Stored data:
=-=-=-=-=

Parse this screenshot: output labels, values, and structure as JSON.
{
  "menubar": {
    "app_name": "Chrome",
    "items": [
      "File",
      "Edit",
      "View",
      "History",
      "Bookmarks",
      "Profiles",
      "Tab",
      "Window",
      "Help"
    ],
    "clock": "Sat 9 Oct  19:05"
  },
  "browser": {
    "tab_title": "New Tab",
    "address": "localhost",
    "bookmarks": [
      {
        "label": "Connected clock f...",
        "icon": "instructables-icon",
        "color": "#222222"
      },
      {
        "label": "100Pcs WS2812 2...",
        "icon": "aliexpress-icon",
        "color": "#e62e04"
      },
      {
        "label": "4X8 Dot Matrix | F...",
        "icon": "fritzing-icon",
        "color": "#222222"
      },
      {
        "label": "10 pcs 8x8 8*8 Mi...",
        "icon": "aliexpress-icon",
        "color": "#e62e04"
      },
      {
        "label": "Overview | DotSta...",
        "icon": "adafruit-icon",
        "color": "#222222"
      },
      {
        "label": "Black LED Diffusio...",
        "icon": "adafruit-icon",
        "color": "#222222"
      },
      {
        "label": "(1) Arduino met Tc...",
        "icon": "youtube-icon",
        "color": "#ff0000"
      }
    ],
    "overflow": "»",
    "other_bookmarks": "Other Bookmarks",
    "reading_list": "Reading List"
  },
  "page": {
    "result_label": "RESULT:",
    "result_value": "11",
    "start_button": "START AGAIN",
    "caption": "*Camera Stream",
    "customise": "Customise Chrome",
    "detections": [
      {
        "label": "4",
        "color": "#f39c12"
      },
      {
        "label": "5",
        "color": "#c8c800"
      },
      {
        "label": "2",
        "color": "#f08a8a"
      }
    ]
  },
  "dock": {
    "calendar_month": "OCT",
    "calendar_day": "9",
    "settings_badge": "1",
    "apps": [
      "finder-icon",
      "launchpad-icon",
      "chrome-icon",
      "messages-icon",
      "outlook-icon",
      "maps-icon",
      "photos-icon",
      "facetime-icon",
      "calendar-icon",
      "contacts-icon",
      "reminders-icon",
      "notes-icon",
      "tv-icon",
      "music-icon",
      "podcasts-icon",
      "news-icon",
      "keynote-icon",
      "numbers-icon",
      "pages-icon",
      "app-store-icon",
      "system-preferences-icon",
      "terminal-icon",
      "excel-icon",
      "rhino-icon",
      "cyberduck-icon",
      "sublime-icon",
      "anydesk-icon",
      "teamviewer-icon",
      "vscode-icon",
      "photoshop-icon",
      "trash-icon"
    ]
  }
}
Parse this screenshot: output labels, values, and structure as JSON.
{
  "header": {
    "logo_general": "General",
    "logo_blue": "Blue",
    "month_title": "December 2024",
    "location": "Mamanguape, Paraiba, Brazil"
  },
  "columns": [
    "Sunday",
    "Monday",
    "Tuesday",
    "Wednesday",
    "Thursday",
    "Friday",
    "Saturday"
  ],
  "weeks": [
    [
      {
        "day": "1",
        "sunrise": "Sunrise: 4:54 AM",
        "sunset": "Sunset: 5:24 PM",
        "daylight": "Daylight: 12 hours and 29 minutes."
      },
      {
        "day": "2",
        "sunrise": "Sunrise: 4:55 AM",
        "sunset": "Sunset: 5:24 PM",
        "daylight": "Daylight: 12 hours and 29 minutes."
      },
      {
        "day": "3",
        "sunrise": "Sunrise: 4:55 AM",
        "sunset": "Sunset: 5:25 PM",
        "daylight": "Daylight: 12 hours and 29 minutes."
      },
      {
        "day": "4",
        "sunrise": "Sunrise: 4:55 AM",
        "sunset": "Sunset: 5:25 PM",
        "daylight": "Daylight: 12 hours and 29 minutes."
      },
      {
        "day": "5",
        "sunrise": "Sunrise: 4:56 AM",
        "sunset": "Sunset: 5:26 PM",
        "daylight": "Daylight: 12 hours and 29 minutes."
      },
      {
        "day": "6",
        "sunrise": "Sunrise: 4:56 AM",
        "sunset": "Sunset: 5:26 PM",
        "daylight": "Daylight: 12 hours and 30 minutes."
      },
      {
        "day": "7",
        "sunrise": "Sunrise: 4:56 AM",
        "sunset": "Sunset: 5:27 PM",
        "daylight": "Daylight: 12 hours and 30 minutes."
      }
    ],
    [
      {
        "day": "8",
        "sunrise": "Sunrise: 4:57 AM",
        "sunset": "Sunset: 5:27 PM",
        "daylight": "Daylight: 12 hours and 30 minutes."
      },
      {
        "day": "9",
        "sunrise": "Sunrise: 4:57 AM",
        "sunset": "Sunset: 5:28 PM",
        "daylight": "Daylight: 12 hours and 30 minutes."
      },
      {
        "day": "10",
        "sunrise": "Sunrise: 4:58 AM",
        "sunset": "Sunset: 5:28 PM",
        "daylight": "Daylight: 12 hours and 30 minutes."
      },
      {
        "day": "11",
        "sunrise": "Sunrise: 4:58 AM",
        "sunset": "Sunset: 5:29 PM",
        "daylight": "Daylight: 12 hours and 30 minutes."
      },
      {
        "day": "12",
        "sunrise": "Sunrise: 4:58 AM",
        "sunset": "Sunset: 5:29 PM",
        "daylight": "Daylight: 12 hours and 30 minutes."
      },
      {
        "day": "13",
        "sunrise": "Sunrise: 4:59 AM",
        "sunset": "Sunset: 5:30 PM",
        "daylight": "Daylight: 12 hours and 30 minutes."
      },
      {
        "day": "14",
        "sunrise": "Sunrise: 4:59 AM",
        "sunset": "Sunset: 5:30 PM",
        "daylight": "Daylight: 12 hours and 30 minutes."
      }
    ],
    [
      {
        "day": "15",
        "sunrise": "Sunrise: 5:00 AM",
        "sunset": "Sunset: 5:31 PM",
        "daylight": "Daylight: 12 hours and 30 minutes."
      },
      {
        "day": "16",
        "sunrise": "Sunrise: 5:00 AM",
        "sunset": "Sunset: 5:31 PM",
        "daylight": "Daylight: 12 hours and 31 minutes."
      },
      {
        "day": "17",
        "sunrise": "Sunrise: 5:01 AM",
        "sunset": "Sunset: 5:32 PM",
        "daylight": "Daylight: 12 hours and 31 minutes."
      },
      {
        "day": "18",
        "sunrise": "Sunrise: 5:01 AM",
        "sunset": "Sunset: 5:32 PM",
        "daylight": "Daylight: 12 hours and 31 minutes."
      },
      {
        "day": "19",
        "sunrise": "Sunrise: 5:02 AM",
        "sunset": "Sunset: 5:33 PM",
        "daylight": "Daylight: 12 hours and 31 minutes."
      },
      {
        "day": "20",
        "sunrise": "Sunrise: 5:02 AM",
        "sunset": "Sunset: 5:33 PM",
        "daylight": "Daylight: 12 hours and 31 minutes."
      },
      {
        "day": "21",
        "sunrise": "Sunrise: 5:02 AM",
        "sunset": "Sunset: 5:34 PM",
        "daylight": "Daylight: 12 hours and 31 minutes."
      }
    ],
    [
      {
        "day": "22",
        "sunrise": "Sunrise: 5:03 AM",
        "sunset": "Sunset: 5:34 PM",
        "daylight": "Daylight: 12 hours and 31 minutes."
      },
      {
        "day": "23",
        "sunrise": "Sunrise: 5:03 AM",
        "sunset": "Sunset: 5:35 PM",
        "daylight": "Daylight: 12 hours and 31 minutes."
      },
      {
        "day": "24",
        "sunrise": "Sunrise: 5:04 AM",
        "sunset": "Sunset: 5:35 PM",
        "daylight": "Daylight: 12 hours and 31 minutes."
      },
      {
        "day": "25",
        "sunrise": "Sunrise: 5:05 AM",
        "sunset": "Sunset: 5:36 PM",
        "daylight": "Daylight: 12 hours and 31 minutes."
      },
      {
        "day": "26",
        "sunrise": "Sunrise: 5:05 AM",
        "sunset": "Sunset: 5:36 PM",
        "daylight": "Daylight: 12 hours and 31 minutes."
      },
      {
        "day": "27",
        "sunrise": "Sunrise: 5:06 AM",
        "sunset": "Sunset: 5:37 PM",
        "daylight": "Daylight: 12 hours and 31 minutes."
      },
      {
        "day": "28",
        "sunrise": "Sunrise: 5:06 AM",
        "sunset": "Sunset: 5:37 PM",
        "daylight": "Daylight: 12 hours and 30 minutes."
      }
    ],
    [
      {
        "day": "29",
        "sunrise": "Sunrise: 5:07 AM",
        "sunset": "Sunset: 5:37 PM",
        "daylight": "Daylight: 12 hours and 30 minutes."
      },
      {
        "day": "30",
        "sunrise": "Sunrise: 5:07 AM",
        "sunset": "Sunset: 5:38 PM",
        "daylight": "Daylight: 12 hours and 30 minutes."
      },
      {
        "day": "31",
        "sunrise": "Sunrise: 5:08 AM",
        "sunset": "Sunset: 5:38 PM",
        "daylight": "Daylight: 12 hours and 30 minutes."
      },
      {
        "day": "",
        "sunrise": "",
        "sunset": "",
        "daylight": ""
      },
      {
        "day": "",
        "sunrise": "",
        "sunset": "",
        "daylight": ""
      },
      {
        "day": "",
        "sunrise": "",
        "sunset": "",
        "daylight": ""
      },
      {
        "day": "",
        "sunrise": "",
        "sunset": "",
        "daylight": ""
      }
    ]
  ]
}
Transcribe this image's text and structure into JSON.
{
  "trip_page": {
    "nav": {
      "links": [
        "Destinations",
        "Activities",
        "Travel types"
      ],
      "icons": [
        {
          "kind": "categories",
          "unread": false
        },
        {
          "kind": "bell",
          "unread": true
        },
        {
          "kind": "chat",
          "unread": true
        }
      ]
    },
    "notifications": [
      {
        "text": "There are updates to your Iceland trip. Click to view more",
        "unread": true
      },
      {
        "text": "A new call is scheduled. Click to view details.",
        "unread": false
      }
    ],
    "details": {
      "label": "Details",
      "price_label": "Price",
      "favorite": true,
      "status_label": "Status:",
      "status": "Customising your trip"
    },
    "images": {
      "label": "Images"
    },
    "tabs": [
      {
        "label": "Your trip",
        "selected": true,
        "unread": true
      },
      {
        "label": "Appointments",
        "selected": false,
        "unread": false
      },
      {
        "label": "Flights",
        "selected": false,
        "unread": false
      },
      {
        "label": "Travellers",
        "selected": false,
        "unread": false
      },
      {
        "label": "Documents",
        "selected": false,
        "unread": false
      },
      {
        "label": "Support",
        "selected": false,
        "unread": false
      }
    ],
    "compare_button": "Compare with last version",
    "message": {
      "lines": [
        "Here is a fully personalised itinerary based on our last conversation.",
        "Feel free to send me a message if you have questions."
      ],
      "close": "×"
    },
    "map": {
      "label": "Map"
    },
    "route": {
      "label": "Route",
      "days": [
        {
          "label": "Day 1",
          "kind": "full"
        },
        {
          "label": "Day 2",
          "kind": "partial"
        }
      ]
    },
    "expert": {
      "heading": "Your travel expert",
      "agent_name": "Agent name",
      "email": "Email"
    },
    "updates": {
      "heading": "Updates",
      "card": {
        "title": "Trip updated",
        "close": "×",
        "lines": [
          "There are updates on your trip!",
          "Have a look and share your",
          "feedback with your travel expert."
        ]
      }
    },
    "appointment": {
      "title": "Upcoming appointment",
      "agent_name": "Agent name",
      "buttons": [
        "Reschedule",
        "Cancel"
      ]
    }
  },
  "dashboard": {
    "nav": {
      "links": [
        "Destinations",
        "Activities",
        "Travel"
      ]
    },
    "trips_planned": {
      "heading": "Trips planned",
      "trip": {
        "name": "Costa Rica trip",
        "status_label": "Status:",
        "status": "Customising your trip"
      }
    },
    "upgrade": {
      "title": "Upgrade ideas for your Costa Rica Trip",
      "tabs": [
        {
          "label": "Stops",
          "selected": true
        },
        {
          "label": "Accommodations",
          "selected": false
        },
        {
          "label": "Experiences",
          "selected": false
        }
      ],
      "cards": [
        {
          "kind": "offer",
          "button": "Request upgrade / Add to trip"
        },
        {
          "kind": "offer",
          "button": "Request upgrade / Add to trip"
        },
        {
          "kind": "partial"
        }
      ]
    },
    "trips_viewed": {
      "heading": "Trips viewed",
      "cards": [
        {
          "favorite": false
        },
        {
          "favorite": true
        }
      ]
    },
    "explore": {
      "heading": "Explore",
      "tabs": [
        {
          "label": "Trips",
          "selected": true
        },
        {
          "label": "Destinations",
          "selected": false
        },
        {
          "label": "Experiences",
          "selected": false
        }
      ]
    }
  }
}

=-=-=-=-=

# Task requirements:
How many lines in the listing contain "Click"? Answer with the number alone.

# Answer below:
2